* Required task a: In the reader survey text, rename "responses" to "replies" and write out the passage from "What motivates you" to "these authors’ books." with that change.

* Text segment:
What motivates you to click an author’s purchase link? (Note: I only received around 50 responses to this question.) Here are two responses that capture the essence of the responses.

  • I’ve belonged to a group on Yahoo for three years now, and there are certain authors who actually participate in conversations, give and take. It’s about more than their book. I usually buy these authors’ books.
  • What motivates me to buy an author’s book is feedback, reviews, reading the synopsis and reading the samples. Also if they’re a new author overall promotion (friendly in groups) will help in making me more willing to give them a try.

Let’s say you read a novel. Now what about the novel makes you not want to read another book by this author?

  • Over 100 answered this and almost all of them said poor editing. I’m an editor so followed up with many of the respondents and asked what they meant by editing. The majority of them said the manuscript needed to be proof read. Many of them said the plots had holes or inconsistencies and such.
  • There were a few responses such as the back cover blurb didn’t match the book, but otherwise, the readers said they just didn’t like the author’s style.

Recorded data
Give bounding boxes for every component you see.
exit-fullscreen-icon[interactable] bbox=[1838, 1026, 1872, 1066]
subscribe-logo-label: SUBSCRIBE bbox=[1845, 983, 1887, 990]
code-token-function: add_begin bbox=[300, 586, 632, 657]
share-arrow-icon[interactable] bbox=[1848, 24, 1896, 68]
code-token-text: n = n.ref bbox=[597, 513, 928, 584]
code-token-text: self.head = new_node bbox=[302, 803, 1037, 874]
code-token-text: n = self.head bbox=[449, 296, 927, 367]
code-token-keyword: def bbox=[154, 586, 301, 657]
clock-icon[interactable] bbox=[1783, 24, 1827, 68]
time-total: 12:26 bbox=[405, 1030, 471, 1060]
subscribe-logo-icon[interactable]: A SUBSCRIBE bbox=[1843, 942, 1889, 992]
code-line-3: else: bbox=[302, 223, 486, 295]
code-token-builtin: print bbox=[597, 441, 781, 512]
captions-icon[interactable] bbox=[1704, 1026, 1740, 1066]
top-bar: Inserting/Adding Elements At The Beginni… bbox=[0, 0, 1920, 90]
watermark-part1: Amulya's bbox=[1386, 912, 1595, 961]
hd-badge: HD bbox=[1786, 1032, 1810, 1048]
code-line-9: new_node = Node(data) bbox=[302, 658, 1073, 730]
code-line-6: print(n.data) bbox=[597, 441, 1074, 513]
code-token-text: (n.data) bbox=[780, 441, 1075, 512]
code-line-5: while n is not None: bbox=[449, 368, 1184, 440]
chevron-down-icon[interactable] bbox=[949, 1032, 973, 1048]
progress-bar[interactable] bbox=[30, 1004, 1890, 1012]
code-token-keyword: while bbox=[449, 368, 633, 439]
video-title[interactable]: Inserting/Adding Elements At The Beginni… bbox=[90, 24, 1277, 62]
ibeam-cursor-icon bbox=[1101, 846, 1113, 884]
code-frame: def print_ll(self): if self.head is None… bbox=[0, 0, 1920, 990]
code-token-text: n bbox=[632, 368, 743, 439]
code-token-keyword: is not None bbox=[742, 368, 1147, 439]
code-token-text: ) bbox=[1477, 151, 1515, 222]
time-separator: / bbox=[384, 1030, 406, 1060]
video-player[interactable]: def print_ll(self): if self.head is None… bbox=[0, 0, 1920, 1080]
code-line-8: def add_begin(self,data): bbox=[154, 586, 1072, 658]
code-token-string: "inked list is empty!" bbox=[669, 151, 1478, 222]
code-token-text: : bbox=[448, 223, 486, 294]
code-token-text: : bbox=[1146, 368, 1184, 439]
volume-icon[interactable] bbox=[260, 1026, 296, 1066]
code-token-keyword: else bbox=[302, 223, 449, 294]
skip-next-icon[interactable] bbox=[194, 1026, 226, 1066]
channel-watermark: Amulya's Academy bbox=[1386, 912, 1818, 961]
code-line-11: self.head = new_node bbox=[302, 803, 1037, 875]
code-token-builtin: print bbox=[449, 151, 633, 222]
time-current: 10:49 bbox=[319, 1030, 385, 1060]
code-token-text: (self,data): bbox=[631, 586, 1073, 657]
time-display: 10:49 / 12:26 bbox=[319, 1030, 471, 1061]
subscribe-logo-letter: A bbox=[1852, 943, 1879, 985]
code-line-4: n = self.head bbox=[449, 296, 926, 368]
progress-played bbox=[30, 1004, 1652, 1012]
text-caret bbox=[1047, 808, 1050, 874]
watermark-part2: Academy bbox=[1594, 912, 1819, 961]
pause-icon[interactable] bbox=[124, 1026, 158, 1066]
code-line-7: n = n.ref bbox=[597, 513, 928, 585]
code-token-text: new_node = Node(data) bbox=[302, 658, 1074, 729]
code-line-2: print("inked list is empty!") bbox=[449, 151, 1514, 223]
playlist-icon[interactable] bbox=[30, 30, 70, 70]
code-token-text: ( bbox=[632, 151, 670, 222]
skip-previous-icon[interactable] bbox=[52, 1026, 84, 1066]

* Required task b: Retype the records character for character, from their start to the line with "captions-icon[interactable] bbox=[1704, 1026, 1740, 1066]".

* Full output a:
What motivates you to click an author’s purchase link? (Note: I only received around 50 replies to this question.) Here are two replies that capture the essence of the replies.

  • I’ve belonged to a group on Yahoo for three years now, and there are certain authors who actually participate in conversations, give and take. It’s about more than their book. I usually buy these authors’ books.

* Full output b:
Give bounding boxes for every component you see.
exit-fullscreen-icon[interactable] bbox=[1838, 1026, 1872, 1066]
subscribe-logo-label: SUBSCRIBE bbox=[1845, 983, 1887, 990]
code-token-function: add_begin bbox=[300, 586, 632, 657]
share-arrow-icon[interactable] bbox=[1848, 24, 1896, 68]
code-token-text: n = n.ref bbox=[597, 513, 928, 584]
code-token-text: self.head = new_node bbox=[302, 803, 1037, 874]
code-token-text: n = self.head bbox=[449, 296, 927, 367]
code-token-keyword: def bbox=[154, 586, 301, 657]
clock-icon[interactable] bbox=[1783, 24, 1827, 68]
time-total: 12:26 bbox=[405, 1030, 471, 1060]
subscribe-logo-icon[interactable]: A SUBSCRIBE bbox=[1843, 942, 1889, 992]
code-line-3: else: bbox=[302, 223, 486, 295]
code-token-builtin: print bbox=[597, 441, 781, 512]
captions-icon[interactable] bbox=[1704, 1026, 1740, 1066]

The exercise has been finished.